--- Requirement ---
State how many lines of the entries hold the string "SCREW", and nothing more.
════
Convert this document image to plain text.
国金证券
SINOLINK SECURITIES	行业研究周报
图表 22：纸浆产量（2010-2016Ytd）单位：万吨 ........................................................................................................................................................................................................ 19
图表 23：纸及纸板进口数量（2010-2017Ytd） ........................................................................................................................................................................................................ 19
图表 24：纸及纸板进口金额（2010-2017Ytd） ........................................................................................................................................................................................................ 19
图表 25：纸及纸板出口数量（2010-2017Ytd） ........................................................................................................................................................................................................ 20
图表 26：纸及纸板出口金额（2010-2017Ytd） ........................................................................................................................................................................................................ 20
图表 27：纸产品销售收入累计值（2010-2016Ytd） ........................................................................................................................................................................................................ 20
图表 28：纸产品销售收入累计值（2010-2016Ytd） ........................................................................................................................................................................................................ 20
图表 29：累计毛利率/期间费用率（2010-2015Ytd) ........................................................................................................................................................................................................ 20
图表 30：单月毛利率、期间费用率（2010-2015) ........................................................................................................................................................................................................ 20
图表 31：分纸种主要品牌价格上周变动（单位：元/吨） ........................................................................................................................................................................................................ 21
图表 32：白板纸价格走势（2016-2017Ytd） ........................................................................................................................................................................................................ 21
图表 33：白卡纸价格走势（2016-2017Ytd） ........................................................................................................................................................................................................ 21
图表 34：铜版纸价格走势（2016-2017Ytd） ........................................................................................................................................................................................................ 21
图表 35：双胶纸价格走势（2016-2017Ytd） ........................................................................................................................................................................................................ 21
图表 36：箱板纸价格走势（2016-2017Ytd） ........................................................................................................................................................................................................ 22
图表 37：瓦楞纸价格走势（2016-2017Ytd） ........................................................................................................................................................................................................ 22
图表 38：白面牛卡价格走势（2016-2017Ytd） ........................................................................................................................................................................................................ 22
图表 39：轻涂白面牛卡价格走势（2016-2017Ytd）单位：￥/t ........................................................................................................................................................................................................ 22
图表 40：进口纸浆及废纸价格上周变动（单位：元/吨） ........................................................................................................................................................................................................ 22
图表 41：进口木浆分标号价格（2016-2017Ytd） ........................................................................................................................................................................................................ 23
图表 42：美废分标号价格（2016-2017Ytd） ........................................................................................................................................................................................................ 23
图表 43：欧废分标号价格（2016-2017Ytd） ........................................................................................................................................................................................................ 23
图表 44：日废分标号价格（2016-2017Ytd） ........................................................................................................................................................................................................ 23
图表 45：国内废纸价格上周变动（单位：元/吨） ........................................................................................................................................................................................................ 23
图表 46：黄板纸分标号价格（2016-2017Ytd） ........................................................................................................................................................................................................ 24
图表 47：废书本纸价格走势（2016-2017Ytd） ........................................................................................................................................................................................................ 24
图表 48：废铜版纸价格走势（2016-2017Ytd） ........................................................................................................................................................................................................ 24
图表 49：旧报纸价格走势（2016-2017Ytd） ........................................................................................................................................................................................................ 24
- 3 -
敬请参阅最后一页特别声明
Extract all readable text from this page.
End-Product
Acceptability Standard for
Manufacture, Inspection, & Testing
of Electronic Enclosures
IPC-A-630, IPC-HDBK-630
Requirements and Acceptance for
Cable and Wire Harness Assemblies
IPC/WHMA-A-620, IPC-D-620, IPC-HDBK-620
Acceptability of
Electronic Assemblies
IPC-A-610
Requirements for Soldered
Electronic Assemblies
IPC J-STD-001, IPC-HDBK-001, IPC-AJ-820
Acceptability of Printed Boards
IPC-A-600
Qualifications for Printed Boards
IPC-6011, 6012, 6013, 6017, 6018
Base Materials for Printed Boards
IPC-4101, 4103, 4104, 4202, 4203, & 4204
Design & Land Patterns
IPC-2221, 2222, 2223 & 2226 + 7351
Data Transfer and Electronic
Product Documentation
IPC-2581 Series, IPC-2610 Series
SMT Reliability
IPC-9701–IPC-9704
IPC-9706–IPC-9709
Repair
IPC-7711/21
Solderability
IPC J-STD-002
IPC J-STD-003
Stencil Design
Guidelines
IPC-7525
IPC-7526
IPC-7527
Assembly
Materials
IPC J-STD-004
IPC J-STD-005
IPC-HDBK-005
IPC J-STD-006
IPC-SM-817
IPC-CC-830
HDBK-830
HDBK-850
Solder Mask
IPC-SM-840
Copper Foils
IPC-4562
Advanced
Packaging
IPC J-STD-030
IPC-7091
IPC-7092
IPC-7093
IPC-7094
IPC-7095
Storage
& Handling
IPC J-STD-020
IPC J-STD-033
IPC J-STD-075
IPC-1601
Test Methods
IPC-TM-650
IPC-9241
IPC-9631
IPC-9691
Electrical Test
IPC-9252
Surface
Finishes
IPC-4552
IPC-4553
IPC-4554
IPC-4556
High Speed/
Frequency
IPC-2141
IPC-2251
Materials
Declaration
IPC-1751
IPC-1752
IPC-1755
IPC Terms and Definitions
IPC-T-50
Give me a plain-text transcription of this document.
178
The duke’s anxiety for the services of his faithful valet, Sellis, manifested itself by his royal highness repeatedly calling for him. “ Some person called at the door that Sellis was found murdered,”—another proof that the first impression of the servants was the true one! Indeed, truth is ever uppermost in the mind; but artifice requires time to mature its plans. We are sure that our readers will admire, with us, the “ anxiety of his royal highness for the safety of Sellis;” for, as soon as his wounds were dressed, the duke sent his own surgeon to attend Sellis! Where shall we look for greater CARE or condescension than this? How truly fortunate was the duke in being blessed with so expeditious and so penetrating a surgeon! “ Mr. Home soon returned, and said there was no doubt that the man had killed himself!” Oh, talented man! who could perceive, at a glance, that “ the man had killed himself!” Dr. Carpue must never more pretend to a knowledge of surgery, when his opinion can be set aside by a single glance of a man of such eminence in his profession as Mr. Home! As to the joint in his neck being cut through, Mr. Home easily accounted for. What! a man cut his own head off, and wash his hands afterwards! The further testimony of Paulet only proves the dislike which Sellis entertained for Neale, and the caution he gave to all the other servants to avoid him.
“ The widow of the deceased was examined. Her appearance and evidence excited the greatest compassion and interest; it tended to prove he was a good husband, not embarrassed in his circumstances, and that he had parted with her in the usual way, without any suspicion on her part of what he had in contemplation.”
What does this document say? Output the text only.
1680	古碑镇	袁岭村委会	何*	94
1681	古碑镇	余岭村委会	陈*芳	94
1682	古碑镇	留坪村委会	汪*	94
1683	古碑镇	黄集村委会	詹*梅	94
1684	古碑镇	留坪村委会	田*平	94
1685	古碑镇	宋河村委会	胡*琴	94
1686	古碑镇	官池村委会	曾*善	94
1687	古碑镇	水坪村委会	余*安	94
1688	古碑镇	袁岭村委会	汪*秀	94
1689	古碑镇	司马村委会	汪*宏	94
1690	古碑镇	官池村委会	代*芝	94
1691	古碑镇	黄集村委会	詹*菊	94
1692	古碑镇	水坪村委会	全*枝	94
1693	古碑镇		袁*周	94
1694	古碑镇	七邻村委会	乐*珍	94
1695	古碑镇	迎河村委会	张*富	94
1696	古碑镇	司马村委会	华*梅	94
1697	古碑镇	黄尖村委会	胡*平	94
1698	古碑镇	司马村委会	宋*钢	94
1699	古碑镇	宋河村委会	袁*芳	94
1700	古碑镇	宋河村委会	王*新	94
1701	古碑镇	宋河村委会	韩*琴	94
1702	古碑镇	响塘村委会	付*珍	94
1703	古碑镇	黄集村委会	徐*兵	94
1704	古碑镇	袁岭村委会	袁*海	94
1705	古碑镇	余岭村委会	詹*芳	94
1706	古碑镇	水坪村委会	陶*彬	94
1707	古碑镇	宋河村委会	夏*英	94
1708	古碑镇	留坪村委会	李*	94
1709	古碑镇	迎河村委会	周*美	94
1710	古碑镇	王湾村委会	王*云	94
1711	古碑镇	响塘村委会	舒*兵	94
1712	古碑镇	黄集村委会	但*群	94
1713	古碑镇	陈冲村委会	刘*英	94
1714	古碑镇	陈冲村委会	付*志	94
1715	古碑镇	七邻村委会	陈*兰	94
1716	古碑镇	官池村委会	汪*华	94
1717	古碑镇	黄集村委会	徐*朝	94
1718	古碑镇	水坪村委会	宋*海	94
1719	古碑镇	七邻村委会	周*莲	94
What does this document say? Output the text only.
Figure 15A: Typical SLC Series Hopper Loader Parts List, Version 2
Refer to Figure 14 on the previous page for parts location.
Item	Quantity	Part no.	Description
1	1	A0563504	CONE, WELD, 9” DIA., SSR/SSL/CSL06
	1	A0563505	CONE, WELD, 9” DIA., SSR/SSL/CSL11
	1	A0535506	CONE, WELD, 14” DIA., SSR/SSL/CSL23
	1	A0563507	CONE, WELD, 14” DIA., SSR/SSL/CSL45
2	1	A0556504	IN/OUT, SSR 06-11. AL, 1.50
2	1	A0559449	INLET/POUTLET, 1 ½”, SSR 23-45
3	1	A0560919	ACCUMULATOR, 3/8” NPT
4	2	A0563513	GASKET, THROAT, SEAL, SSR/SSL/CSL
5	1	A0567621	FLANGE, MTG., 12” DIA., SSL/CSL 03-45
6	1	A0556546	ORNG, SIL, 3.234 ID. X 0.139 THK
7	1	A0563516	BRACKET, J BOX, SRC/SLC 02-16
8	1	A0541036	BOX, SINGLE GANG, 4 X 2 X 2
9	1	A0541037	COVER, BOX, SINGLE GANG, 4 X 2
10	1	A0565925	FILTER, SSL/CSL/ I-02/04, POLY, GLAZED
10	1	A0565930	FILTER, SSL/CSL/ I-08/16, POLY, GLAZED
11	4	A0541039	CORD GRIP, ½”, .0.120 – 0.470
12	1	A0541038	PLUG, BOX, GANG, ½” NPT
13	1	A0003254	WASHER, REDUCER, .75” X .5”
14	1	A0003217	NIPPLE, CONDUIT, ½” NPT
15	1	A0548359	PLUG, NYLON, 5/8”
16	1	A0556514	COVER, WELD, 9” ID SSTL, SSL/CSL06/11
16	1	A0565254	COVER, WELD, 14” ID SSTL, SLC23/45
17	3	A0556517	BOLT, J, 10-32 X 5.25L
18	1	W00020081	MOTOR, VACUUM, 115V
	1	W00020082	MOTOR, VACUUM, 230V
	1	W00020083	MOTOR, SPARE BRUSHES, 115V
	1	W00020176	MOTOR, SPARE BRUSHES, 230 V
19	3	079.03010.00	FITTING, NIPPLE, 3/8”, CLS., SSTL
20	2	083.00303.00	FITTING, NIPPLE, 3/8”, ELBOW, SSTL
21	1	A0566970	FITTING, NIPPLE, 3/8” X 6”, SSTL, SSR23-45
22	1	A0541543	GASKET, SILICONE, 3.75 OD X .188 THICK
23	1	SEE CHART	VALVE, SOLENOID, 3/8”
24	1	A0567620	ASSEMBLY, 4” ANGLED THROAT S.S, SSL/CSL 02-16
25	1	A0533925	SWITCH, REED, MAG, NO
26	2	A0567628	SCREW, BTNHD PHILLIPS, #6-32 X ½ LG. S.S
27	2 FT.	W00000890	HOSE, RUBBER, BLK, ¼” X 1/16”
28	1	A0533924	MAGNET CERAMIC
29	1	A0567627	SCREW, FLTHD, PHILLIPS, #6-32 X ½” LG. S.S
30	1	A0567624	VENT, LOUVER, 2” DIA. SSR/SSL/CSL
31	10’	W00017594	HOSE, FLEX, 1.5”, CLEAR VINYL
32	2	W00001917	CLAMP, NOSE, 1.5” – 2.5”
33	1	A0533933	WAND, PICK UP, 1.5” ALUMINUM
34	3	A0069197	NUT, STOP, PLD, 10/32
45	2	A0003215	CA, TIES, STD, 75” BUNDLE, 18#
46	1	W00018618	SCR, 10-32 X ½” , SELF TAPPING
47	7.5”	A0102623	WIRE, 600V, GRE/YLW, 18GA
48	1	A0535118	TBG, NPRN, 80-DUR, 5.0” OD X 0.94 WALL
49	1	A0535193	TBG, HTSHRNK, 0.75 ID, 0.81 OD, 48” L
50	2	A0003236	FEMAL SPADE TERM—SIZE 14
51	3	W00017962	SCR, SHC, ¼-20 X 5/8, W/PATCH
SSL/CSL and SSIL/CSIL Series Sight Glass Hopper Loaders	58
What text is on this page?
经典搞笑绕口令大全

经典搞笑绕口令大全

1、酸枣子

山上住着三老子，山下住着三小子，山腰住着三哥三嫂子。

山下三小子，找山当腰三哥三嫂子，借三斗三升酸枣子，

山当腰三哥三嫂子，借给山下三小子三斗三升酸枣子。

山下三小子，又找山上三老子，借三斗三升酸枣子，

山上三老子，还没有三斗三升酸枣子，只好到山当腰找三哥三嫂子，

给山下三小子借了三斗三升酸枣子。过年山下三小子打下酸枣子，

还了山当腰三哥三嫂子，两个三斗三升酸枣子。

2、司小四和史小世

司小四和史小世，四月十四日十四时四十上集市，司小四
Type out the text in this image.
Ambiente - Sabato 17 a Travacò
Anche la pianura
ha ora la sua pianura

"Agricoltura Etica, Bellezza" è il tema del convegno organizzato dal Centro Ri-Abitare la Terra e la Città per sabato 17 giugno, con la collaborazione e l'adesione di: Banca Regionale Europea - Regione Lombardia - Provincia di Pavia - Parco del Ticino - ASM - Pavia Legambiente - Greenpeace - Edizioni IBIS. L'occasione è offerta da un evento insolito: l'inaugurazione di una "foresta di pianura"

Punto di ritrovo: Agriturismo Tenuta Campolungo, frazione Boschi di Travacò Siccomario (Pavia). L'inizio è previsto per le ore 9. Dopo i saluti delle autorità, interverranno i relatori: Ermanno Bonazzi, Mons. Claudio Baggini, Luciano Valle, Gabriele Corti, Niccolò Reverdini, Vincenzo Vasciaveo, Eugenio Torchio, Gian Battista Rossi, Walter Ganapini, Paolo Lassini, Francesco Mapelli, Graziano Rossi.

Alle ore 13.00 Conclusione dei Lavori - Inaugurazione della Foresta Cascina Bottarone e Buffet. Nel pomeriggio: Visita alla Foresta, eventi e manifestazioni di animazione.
════
--- Correct response ---
2